Document extract ▸
============================================================

# De-humidifiers for full-timers



## Moandick (Nov 8, 2006)

A recent topic suggested that it was not necessary for an RV to have a de-humidifier on board. Well, I don't disagree at all - BUT - I do suggest that it is very easy to spot those of us who do have one compared to those who don't. 
On a very cold winters morning just look around at the condensation streaming off of most RV windscreens and you will see why we use a small de-humidifier most of the time. We have actually managed to ruin a set of windscreen curtains from exposure to condensation - they got stained from damp and when we washed them we simply couldn't get them back to an even colour - in Mo's opinion they looked as if they had been tie-dyed! 
On an average day we take out between 3 and 4 litres of water which has accummulated from the gas cooker, the shower/wash room use, the washing machine and finally from normal bodily perspiration.
Yes, we have max-air vents fitted on all of our ceiling vents but that is to protect us from rainfall more than anything and although they are open nearly all of the time, they are certainly adjusted when the wind is in the wrong direction - with Mo's disabilities she is sitting still much more than most people and therefore is subject to getting cold much, much quicker than most people. 

Dick


----------



## johng1974 (Jan 17, 2007)

I agree Dick.. 

I did a roast chicken in mine on Monday night  and the windows were and often are pretty misted...

May buy one whilst I am (still) on unmetered hook up


----------

============================================================

Information provided ▸
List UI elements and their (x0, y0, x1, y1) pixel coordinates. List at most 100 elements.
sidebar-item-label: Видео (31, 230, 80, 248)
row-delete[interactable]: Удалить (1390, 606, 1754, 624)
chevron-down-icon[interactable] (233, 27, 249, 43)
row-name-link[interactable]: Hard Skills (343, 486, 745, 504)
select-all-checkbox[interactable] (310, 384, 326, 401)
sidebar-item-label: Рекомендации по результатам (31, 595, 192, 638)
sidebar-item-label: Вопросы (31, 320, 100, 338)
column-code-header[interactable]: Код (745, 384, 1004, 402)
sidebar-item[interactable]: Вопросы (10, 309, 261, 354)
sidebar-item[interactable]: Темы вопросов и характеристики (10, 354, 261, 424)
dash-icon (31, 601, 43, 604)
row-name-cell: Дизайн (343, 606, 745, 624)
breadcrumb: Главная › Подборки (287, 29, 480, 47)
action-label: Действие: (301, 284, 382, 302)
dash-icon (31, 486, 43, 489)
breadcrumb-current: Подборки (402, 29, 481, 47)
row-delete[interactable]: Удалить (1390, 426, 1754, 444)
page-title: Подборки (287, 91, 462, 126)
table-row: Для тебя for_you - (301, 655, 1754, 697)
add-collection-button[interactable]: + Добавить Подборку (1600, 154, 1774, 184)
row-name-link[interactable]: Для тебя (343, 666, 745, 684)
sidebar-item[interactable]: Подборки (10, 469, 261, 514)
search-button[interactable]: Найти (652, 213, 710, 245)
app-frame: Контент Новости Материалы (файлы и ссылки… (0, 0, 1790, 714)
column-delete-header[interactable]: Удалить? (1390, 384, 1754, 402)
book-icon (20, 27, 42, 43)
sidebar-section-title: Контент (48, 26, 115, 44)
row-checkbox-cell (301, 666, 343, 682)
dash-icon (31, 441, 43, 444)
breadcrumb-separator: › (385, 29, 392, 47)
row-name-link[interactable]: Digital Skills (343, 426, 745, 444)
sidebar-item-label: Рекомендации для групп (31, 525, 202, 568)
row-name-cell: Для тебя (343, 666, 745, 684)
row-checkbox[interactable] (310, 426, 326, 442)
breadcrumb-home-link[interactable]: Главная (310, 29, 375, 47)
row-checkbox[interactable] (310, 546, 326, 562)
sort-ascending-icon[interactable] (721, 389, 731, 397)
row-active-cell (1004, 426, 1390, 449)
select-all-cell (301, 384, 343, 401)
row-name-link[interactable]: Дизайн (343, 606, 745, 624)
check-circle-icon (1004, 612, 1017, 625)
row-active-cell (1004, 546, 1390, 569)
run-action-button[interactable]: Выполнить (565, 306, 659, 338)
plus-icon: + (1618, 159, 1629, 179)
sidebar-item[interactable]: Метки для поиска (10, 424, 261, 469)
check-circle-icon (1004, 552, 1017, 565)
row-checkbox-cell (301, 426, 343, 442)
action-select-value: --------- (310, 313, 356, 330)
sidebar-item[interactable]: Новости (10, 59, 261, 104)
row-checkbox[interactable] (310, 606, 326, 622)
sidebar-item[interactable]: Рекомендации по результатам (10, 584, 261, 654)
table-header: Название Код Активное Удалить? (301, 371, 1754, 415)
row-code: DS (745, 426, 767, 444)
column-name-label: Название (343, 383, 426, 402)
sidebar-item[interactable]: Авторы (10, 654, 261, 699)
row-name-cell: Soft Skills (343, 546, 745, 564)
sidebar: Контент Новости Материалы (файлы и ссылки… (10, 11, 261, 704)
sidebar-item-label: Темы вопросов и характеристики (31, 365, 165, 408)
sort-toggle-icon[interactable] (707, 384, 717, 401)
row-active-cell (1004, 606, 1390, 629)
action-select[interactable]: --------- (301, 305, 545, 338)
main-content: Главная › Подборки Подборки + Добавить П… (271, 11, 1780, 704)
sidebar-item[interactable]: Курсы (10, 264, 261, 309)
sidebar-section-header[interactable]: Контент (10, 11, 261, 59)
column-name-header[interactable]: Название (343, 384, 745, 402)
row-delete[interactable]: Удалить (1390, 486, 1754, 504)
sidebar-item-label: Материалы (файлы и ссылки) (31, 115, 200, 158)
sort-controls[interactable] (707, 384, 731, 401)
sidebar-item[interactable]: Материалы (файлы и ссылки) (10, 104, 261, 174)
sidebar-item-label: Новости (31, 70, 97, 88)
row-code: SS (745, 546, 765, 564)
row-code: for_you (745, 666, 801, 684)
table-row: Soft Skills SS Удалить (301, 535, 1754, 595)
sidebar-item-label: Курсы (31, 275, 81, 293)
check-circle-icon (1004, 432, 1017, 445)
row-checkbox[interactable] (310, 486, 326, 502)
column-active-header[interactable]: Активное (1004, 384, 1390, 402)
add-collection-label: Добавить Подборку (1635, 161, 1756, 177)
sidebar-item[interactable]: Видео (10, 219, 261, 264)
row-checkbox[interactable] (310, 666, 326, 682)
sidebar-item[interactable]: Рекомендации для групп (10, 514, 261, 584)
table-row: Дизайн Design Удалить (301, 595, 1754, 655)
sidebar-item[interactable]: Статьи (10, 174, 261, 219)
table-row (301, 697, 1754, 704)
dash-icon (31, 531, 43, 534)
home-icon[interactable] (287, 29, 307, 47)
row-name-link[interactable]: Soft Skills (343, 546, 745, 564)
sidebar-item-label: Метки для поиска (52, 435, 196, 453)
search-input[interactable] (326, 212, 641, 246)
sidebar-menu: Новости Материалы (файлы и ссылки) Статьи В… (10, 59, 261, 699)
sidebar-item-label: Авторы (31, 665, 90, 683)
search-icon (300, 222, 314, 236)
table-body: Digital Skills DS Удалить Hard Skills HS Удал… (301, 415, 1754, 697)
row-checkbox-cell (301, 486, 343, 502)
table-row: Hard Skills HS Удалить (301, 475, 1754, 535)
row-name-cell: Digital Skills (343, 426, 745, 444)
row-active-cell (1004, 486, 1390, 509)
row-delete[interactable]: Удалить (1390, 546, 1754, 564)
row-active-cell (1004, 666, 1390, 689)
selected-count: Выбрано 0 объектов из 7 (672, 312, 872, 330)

============================================================

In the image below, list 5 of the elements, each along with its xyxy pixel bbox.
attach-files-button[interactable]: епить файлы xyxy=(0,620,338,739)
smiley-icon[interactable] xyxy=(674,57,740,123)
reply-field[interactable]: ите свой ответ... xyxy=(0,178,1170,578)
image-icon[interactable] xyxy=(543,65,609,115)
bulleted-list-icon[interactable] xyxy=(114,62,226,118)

============================================================

Tasks for this exercise ▸
**a.** Please rewrite the de-humidifier thread from "## Moandick (Nov" up to and including "had been tie-dyed!", changing "condensation" to "moisture".
**b.** In the de-humidifier thread, why are the max-air ceiling vents adjusted when the wind is in the wrong direction?

Set of answers ▸
**a.**
## Moandick (Nov 8, 2006)

A recent topic suggested that it was not necessary for an RV to have a de-humidifier on board. Well, I don't disagree at all - BUT - I do suggest that it is very easy to spot those of us who do have one compared to those who don't. 
On a very cold winters morning just look around at the moisture streaming off of most RV windscreens and you will see why we use a small de-humidifier most of the time. We have actually managed to ruin a set of windscreen curtains from exposure to moisture - they got stained from damp and when we washed them we simply couldn't get them back to an even colour - in Mo's opinion they looked as if they had been tie-dyed!

**b.** Because of Mo's disabilities, she sits still much more than most people. That means she gets cold much, much quicker than most people.